## [What you have to do]
Where a line of the material contains the string "Labor", copy that line.

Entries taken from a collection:
◆ ◆ ◆ ◆ ◆

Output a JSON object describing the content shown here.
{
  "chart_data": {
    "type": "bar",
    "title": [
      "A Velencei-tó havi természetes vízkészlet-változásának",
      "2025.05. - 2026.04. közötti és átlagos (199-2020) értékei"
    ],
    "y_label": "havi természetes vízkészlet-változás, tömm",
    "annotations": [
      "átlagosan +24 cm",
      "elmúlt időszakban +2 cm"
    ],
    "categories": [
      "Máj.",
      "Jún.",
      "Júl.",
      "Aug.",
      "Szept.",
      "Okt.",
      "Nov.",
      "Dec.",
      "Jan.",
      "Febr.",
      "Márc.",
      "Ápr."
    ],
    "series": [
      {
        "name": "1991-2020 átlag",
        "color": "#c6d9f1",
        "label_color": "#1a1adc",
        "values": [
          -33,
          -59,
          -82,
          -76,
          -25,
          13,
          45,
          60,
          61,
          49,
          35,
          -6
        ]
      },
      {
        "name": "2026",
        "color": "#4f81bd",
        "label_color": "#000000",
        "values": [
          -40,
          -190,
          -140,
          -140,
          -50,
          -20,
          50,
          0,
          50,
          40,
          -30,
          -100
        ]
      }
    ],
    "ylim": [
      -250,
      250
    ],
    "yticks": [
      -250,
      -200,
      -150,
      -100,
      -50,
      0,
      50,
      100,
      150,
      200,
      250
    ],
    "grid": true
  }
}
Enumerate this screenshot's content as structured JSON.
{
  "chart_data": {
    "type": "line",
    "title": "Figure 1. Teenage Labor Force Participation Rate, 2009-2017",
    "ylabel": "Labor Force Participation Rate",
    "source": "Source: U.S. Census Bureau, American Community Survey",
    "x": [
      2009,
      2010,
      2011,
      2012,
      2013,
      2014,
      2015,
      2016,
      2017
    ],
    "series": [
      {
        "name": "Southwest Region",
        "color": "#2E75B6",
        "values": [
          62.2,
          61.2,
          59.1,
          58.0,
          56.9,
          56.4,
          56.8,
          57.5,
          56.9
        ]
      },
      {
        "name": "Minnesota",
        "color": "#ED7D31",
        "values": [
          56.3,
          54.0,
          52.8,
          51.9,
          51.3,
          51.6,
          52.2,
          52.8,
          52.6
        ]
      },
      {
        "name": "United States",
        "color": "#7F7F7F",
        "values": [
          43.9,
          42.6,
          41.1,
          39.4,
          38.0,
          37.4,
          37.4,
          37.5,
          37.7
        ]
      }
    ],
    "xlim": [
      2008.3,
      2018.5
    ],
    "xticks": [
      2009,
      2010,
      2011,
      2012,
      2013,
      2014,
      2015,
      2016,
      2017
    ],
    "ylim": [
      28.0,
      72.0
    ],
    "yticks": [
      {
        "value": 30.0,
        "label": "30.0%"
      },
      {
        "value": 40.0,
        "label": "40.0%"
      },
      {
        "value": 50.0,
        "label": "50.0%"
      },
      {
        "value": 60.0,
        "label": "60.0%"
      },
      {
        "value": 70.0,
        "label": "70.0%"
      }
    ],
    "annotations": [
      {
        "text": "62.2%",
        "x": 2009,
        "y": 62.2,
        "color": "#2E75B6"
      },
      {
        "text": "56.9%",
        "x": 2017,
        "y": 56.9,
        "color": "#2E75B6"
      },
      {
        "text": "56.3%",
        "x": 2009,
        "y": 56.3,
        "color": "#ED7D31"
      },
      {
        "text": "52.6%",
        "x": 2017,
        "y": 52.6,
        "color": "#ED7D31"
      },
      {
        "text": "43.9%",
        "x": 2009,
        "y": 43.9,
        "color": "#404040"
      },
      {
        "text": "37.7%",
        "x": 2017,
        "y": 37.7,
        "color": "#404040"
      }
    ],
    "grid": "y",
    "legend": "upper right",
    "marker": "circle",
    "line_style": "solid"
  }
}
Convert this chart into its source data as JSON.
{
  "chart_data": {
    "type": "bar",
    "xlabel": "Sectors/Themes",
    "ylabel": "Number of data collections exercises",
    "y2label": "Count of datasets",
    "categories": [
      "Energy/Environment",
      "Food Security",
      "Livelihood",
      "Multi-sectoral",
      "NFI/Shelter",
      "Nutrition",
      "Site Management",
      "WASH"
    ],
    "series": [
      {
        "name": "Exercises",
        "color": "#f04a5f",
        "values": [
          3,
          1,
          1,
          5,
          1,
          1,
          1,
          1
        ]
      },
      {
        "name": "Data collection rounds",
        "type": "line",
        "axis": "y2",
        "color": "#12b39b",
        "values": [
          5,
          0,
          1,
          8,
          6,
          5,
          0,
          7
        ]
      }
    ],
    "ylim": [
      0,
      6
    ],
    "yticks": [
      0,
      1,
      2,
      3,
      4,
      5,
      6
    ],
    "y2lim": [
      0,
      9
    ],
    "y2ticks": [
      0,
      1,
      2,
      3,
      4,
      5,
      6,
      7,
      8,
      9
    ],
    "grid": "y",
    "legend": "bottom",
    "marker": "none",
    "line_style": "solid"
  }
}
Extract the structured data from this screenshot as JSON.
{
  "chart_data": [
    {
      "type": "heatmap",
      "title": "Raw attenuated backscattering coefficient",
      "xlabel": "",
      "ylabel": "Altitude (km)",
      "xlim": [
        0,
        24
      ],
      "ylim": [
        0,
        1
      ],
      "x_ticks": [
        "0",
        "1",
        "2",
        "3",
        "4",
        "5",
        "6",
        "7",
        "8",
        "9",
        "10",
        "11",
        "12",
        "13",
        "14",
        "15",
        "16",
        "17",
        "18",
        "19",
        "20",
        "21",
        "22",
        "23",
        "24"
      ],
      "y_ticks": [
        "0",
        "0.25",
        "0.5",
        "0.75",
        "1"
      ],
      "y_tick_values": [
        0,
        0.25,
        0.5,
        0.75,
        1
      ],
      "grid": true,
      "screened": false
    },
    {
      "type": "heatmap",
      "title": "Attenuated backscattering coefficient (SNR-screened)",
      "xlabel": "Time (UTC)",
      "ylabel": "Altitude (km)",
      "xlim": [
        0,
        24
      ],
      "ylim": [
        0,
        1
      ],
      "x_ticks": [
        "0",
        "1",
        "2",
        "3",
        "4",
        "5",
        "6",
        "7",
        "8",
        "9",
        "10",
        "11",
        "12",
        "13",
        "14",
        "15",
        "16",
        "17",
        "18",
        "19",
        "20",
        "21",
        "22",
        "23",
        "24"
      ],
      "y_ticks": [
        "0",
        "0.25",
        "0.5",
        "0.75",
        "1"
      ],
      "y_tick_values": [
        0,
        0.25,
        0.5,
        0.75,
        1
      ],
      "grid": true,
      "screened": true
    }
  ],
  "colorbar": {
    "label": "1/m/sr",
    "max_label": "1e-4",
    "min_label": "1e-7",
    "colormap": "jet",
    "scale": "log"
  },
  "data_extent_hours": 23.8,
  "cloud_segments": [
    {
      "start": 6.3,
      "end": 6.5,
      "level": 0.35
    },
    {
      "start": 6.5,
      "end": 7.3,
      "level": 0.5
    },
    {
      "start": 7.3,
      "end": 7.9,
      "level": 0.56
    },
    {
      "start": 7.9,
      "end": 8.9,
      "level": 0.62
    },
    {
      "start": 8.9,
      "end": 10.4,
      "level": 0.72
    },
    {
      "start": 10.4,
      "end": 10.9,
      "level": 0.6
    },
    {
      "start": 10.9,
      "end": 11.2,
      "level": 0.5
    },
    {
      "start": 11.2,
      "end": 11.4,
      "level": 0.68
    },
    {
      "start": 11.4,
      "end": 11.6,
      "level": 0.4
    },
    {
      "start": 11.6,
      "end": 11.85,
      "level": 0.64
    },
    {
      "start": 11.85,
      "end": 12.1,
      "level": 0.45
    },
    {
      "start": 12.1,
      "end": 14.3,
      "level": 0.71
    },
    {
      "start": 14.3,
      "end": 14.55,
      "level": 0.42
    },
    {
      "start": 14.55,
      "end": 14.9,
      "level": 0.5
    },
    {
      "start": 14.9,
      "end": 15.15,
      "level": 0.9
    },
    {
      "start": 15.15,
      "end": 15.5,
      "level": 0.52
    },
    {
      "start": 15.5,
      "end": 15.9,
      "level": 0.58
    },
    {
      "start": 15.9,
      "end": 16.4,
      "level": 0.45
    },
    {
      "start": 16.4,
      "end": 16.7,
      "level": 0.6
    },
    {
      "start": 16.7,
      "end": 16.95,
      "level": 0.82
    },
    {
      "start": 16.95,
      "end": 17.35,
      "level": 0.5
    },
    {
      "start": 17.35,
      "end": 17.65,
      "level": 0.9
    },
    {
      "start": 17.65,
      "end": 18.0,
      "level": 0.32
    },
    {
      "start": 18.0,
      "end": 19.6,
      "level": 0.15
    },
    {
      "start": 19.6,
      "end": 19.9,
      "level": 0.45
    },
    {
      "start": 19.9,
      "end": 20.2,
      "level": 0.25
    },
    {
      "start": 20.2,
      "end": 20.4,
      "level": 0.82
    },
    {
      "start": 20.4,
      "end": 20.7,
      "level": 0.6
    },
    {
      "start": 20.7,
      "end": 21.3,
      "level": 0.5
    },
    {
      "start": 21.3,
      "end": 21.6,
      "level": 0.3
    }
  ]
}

◆ ◆ ◆ ◆ ◆

## [Exercise response]
    "title": "Figure 1. Teenage Labor Force Participation Rate, 2009-2017",
    "ylabel": "Labor Force Participation Rate",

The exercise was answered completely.